▸ Texte de la page:
□ □ □ □ □ □ □

Bien sûr, elle a été connue pendant un certain temps dans la presse mondiale en tant qu'épouse de Johnny Depp, mais sa carrière dépasse tous les ragots des tabloïds. Elle a remporté d'innombrables prix pour ses contributions à la musique et au cinéma, et le Festival Lumière a programmé cette année trois de ses films les plus appréciés : les susmentionnés La Fille Sur Le Pont et Café de Flore, ainsi que la romance à succès L'Arnacœur de Pascal Chaumeil.
Euronews Culture a rencontré Vanessa Paradis pour parler du festival, de son désir de jouer un jour dans une comédie musicale, de ses craintes concernant l'intelligence artificielle et de ce que les prochaines années réservent à l'une des artistes les plus aimées de France.
Euronews Culture : Vous êtes l'une des invitées d'honneur de cette édition du festival Lumière. Que vous inspire la célébration de votre carrière à l'écran dans le berceau du cinéma ?

□ □ □ □ □ □ □

▸ Exercices à faire:
a: Recopiez le passage de l'article sur Vanessa Paradis compris entre "Bien sûr, elle" et "de Pascal Chaumeil.", bornes incluses.
b: Traduisez en anglais cette phrase de l'article sur Vanessa Paradis : « Euronews Culture a rencontré Vanessa Paradis pour parler du festival, de son désir de jouer un jour dans une comédie musicale, de ses craintes concernant l'intelligence artificielle et de ce que les prochaines années réservent à l'une des artistes les plus aimées de France. »
c: Relevez tous les titres de films cités dans l'article sur Vanessa Paradis.

▸ Lignes enregistrées:
□ □ □ □ □ □ □

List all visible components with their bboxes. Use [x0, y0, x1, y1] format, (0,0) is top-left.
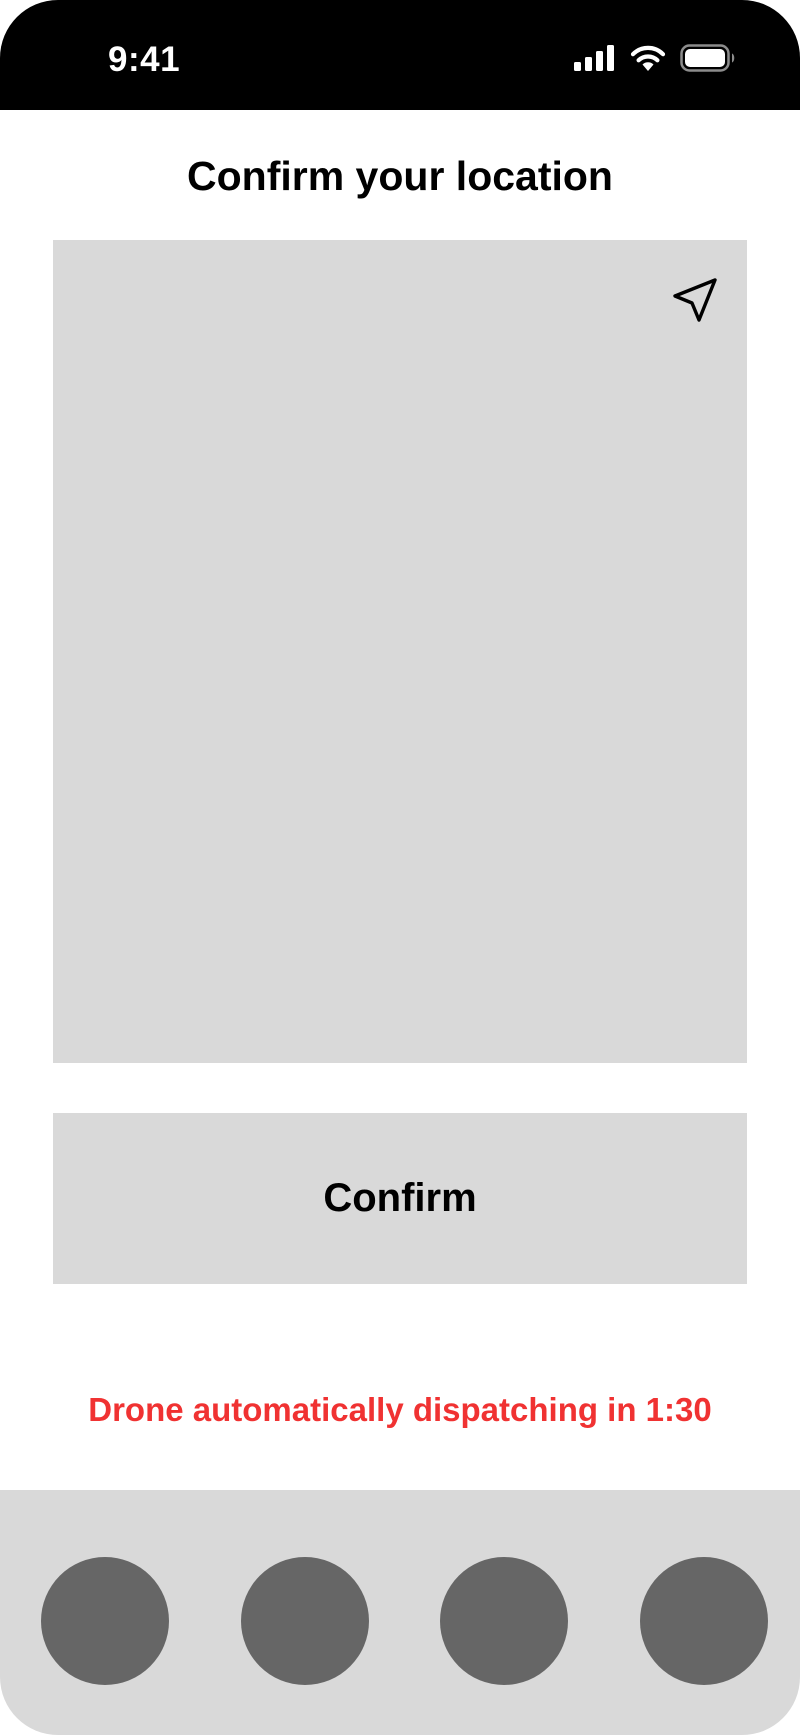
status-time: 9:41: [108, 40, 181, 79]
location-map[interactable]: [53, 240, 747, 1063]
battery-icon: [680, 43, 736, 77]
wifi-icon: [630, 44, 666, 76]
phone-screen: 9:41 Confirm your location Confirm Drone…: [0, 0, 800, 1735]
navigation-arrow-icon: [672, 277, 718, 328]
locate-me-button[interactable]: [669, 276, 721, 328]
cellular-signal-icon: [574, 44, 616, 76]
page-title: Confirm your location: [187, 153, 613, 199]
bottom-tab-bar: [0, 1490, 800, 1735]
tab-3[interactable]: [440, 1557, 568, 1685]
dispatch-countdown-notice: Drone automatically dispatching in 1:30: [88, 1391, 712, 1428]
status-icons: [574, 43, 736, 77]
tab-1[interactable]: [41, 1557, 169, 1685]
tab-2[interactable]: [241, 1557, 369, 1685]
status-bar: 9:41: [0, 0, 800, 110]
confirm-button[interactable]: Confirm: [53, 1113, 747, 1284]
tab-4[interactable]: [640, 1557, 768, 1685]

□ □ □ □ □ □ □

▸ Réponses ci-dessous:
a:
Bien sûr, elle a été connue pendant un certain temps dans la presse mondiale en tant qu'épouse de Johnny Depp, mais sa carrière dépasse tous les ragots des tabloïds. Elle a remporté d'innombrables prix pour ses contributions à la musique et au cinéma, et le Festival Lumière a programmé cette année trois de ses films les plus appréciés : les susmentionnés La Fille Sur Le Pont et Café de Flore, ainsi que la romance à succès L'Arnacœur de Pascal Chaumeil.

b: Euronews Culture met Vanessa Paradis to talk about the festival, her wish to one day act in a musical, her fears about artificial intelligence and what the coming years hold for one of France's most beloved artists.

c:
- La Fille Sur Le Pont
- Café de Flore
- L'Arnacœur